» Aim
Read the entries below and pull out each line with the string "JSON".

Collected data entries
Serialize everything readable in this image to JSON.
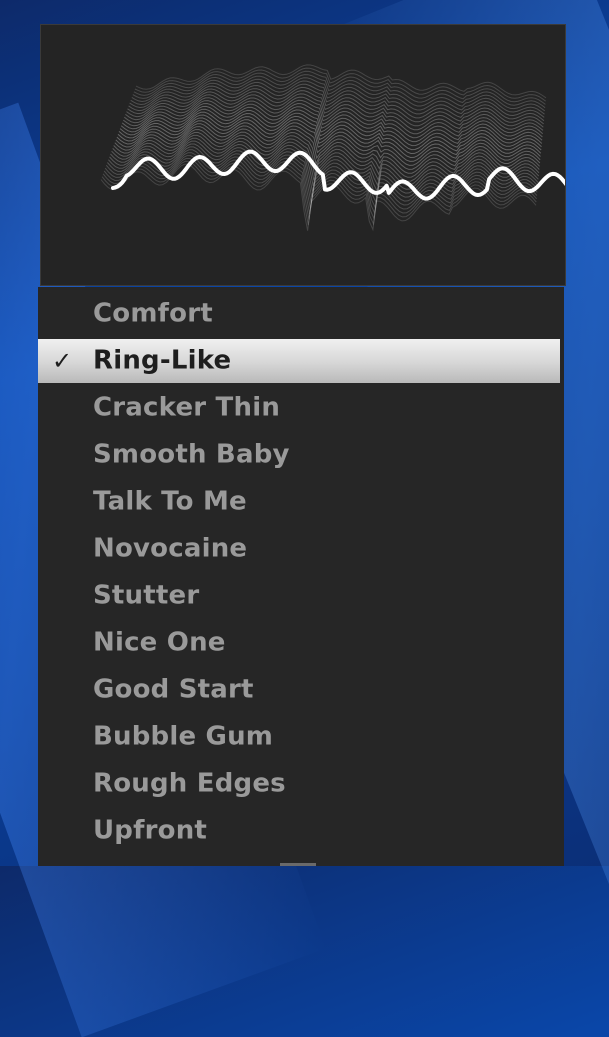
{
  "menu": {
    "selected_index": 1,
    "check_glyph": "✓",
    "items": [
      {
        "label": "Comfort"
      },
      {
        "label": "Ring-Like"
      },
      {
        "label": "Cracker Thin"
      },
      {
        "label": "Smooth Baby"
      },
      {
        "label": "Talk To Me"
      },
      {
        "label": "Novocaine"
      },
      {
        "label": "Stutter"
      },
      {
        "label": "Nice One"
      },
      {
        "label": "Good Start"
      },
      {
        "label": "Bubble Gum"
      },
      {
        "label": "Rough Edges"
      },
      {
        "label": "Upfront"
      }
    ]
  },
  "colors": {
    "menu_background": "#262626",
    "selected_highlight": "#d6d6d6",
    "item_text": "#9a9a9a",
    "selected_text": "#1e1e1e",
    "waveform_highlight": "#ffffff"
  }
}
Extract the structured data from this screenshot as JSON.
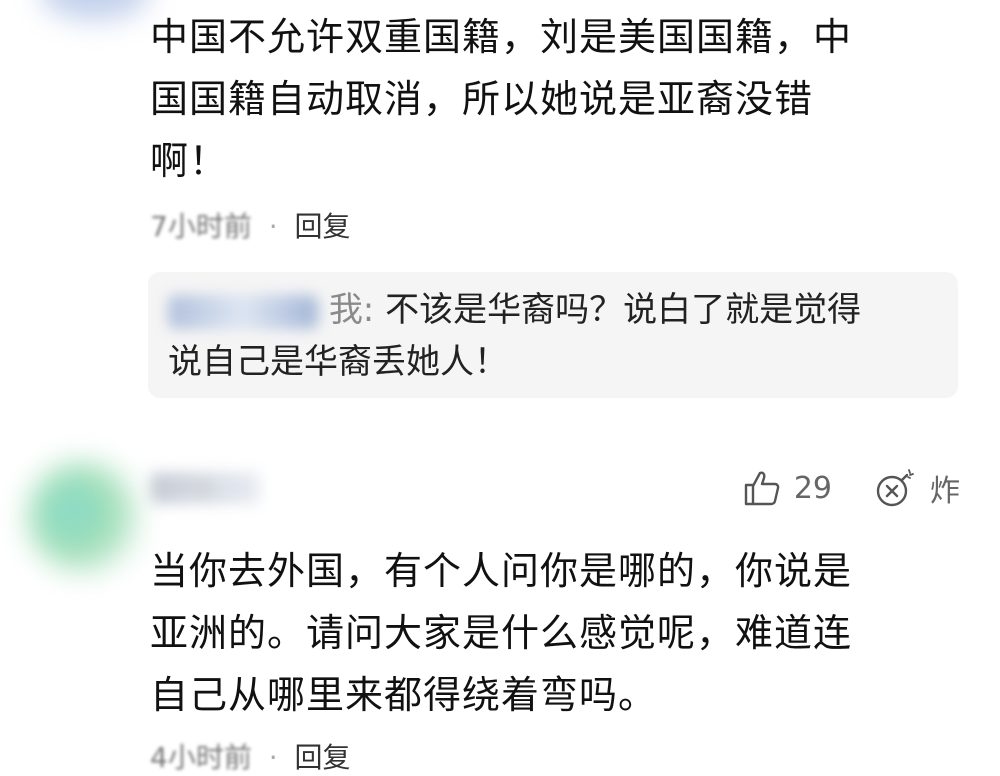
{
  "comment1": {
    "text_lines": [
      "中国不允许双重国籍，刘是美国国籍，中",
      "国国籍自动取消，所以她说是亚裔没错",
      "啊！"
    ],
    "time": "7小时前",
    "reply_label": "回复"
  },
  "reply1": {
    "author_suffix": "我:",
    "text_lines": [
      "不该是华裔吗？说白了就是觉得",
      "说自己是华裔丢她人！"
    ]
  },
  "comment2": {
    "username_blurred": "用户名",
    "likes": "29",
    "bomb_label": "炸",
    "text_lines": [
      "当你去外国，有个人问你是哪的，你说是",
      "亚洲的。请问大家是什么感觉呢，难道连",
      "自己从哪里来都得绕着弯吗。"
    ],
    "time": "4小时前",
    "reply_label": "回复"
  },
  "icons": {
    "like": "thumbs-up-icon",
    "bomb": "bomb-icon"
  }
}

» Finished answer
Serialize everything readable in this image to JSON.
Extract the structured data from this screenshot as JSON.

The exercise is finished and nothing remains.